▸ **What is needed**
Extract each line of the data and write it out again exactly.

▸ **Supplied data**
<<<<

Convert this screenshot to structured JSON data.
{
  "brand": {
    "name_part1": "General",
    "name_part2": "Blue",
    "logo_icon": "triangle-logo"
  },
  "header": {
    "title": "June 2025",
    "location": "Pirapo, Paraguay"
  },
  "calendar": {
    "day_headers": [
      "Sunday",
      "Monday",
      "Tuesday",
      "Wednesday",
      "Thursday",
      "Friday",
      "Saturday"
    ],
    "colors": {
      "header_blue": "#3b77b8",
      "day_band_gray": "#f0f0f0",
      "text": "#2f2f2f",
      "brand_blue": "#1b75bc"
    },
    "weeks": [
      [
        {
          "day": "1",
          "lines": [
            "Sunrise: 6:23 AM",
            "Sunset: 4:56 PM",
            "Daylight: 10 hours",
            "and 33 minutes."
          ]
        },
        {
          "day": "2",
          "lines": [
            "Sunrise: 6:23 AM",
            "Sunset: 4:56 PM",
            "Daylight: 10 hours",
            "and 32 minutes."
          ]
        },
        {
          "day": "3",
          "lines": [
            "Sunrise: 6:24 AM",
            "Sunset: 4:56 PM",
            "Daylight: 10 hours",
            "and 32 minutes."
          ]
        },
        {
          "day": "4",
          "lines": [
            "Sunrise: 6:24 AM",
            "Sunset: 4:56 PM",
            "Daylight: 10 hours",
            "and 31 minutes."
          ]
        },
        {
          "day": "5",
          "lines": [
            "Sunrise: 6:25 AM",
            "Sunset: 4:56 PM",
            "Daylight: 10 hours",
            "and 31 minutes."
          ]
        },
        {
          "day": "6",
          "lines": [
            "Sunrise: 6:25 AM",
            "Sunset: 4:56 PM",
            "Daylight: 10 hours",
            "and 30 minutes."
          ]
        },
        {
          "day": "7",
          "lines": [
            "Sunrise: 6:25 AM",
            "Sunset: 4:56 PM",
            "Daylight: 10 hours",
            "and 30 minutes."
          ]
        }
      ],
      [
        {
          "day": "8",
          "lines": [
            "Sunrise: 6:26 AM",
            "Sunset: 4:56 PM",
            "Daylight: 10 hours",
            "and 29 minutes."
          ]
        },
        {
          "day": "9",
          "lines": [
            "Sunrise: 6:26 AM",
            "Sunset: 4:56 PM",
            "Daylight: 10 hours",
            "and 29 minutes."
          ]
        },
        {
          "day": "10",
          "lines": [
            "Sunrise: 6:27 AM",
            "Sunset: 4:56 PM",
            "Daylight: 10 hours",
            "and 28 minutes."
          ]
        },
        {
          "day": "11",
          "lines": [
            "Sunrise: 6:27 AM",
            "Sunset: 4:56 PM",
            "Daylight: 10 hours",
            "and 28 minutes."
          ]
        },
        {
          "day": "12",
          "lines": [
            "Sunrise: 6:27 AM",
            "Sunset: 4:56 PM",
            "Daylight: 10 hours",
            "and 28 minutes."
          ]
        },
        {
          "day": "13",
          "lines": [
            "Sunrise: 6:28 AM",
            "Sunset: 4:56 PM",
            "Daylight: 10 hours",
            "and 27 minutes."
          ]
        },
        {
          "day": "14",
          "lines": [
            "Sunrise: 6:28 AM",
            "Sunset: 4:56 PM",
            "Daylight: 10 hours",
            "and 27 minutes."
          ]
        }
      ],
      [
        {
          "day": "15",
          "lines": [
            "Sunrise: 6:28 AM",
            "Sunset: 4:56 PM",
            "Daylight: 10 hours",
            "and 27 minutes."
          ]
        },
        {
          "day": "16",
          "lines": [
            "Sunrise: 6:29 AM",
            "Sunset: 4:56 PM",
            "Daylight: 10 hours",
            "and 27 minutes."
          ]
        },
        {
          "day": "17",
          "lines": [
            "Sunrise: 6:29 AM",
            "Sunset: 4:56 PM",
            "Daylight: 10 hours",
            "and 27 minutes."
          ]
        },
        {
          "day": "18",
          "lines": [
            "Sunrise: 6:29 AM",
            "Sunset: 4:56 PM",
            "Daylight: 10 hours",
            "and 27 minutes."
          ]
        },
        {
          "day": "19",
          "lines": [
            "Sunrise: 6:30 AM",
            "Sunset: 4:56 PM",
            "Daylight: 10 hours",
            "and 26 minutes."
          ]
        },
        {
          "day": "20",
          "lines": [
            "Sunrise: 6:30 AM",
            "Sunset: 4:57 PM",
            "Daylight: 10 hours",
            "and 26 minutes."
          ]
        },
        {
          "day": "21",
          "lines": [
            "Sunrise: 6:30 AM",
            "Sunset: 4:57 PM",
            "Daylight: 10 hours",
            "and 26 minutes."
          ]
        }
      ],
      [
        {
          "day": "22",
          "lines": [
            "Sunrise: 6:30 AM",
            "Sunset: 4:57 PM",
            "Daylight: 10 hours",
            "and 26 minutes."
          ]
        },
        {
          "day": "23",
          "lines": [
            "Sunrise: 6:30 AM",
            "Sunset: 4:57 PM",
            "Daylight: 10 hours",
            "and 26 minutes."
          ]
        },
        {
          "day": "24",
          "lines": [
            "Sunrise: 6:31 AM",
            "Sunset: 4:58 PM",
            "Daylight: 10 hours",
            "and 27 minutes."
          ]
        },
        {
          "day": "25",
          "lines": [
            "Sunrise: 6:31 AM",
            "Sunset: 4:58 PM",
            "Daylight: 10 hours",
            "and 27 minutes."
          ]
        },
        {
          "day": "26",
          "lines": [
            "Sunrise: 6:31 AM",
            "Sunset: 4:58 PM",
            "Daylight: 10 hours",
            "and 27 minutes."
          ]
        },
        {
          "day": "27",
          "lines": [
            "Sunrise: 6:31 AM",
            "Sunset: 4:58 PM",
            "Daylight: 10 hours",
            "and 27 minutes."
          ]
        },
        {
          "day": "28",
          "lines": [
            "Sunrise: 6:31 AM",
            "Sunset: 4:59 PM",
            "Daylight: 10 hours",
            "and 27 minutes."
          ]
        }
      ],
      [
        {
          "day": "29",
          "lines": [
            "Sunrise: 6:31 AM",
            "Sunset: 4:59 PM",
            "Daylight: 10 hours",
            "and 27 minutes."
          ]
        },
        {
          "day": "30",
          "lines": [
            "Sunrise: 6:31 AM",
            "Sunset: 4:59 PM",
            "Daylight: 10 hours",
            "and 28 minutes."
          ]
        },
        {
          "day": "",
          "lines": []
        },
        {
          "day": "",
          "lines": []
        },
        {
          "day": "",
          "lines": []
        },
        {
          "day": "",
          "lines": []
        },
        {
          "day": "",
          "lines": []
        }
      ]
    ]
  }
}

>>>>

▸ **Exercise response**
Convert this screenshot to structured JSON data.
{
  "brand": {
    "name_part1": "General",
    "name_part2": "Blue",
    "logo_icon": "triangle-logo"
  },
  "header": {
    "title": "June 2025",
    "location": "Pirapo, Paraguay"
  },
  "calendar": {
    "day_headers": [
      "Sunday",
      "Monday",
      "Tuesday",
      "Wednesday",
      "Thursday",
      "Friday",
      "Saturday"
    ],
    "colors": {
      "header_blue": "#3b77b8",
      "day_band_gray": "#f0f0f0",
      "text": "#2f2f2f",
      "brand_blue": "#1b75bc"
    },
    "weeks": [
      [
        {
          "day": "1",
          "lines": [
            "Sunrise: 6:23 AM",
            "Sunset: 4:56 PM",
            "Daylight: 10 hours",
            "and 33 minutes."
          ]
        },
        {
          "day": "2",
          "lines": [
            "Sunrise: 6:23 AM",
            "Sunset: 4:56 PM",
            "Daylight: 10 hours",
            "and 32 minutes."
          ]
        },
        {
          "day": "3",
          "lines": [
            "Sunrise: 6:24 AM",
            "Sunset: 4:56 PM",
            "Daylight: 10 hours",
            "and 32 minutes."
          ]
        },
        {
          "day": "4",
          "lines": [
            "Sunrise: 6:24 AM",
            "Sunset: 4:56 PM",
            "Daylight: 10 hours",
            "and 31 minutes."
          ]
        },
        {
          "day": "5",
          "lines": [
            "Sunrise: 6:25 AM",
            "Sunset: 4:56 PM",
            "Daylight: 10 hours",
            "and 31 minutes."
          ]
        },
        {
          "day": "6",
          "lines": [
            "Sunrise: 6:25 AM",
            "Sunset: 4:56 PM",
            "Daylight: 10 hours",
            "and 30 minutes."
          ]
        },
        {
          "day": "7",
          "lines": [
            "Sunrise: 6:25 AM",
            "Sunset: 4:56 PM",
            "Daylight: 10 hours",
            "and 30 minutes."
          ]
        }
      ],
      [
        {
          "day": "8",
          "lines": [
            "Sunrise: 6:26 AM",
            "Sunset: 4:56 PM",
            "Daylight: 10 hours",
            "and 29 minutes."
          ]
        },
        {
          "day": "9",
          "lines": [
            "Sunrise: 6:26 AM",
            "Sunset: 4:56 PM",
            "Daylight: 10 hours",
            "and 29 minutes."
          ]
        },
        {
          "day": "10",
          "lines": [
            "Sunrise: 6:27 AM",
            "Sunset: 4:56 PM",
            "Daylight: 10 hours",
            "and 28 minutes."
          ]
        },
        {
          "day": "11",
          "lines": [
            "Sunrise: 6:27 AM",
            "Sunset: 4:56 PM",
            "Daylight: 10 hours",
            "and 28 minutes."
          ]
        },
        {
          "day": "12",
          "lines": [
            "Sunrise: 6:27 AM",
            "Sunset: 4:56 PM",
            "Daylight: 10 hours",
            "and 28 minutes."
          ]
        },
        {
          "day": "13",
          "lines": [
            "Sunrise: 6:28 AM",
            "Sunset: 4:56 PM",
            "Daylight: 10 hours",
            "and 27 minutes."
          ]
        },
        {
          "day": "14",
          "lines": [
            "Sunrise: 6:28 AM",
            "Sunset: 4:56 PM",
            "Daylight: 10 hours",
            "and 27 minutes."
          ]
        }
      ],
      [
        {
          "day": "15",
          "lines": [
            "Sunrise: 6:28 AM",
            "Sunset: 4:56 PM",
            "Daylight: 10 hours",
            "and 27 minutes."
          ]
        },
        {
          "day": "16",
          "lines": [
            "Sunrise: 6:29 AM",
            "Sunset: 4:56 PM",
            "Daylight: 10 hours",
            "and 27 minutes."
          ]
        },
        {
          "day": "17",
          "lines": [
            "Sunrise: 6:29 AM",
            "Sunset: 4:56 PM",
            "Daylight: 10 hours",
            "and 27 minutes."
          ]
        },
        {
          "day": "18",
          "lines": [
            "Sunrise: 6:29 AM",
            "Sunset: 4:56 PM",
            "Daylight: 10 hours",
            "and 27 minutes."
          ]
        },
        {
          "day": "19",
          "lines": [
            "Sunrise: 6:30 AM",
            "Sunset: 4:56 PM",
            "Daylight: 10 hours",
            "and 26 minutes."
          ]
        },
        {
          "day": "20",
          "lines": [
            "Sunrise: 6:30 AM",
            "Sunset: 4:57 PM",
            "Daylight: 10 hours",
            "and 26 minutes."
          ]
        },
        {
          "day": "21",
          "lines": [
            "Sunrise: 6:30 AM",
            "Sunset: 4:57 PM",
            "Daylight: 10 hours",
            "and 26 minutes."
          ]
        }
      ],
      [
        {
          "day": "22",
          "lines": [
            "Sunrise: 6:30 AM",
            "Sunset: 4:57 PM",
            "Daylight: 10 hours",
            "and 26 minutes."
          ]
        },
        {
          "day": "23",
          "lines": [
            "Sunrise: 6:30 AM",
            "Sunset: 4:57 PM",
            "Daylight: 10 hours",
            "and 26 minutes."
          ]
        },
        {
          "day": "24",
          "lines": [
            "Sunrise: 6:31 AM",
            "Sunset: 4:58 PM",
            "Daylight: 10 hours",
            "and 27 minutes."
          ]
        },
        {
          "day": "25",
          "lines": [
            "Sunrise: 6:31 AM",
            "Sunset: 4:58 PM",
            "Daylight: 10 hours",
            "and 27 minutes."
          ]
        },
        {
          "day": "26",
          "lines": [
            "Sunrise: 6:31 AM",
            "Sunset: 4:58 PM",
            "Daylight: 10 hours",
            "and 27 minutes."
          ]
        },
        {
          "day": "27",
          "lines": [
            "Sunrise: 6:31 AM",
            "Sunset: 4:58 PM",
            "Daylight: 10 hours",
            "and 27 minutes."
          ]
        },
        {
          "day": "28",
          "lines": [
            "Sunrise: 6:31 AM",
            "Sunset: 4:59 PM",
            "Daylight: 10 hours",
            "and 27 minutes."
          ]
        }
      ],
      [
        {
          "day": "29",
          "lines": [
            "Sunrise: 6:31 AM",
            "Sunset: 4:59 PM",
            "Daylight: 10 hours",
            "and 27 minutes."
          ]
        },
        {
          "day": "30",
          "lines": [
            "Sunrise: 6:31 AM",
            "Sunset: 4:59 PM",
            "Daylight: 10 hours",
            "and 28 minutes."
          ]
        },
        {
          "day": "",
          "lines": []
        },
        {
          "day": "",
          "lines": []
        },
        {
          "day": "",
          "lines": []
        },
        {
          "day": "",
          "lines": []
        },
        {
          "day": "",
          "lines": []
        }
      ]
    ]
  }
}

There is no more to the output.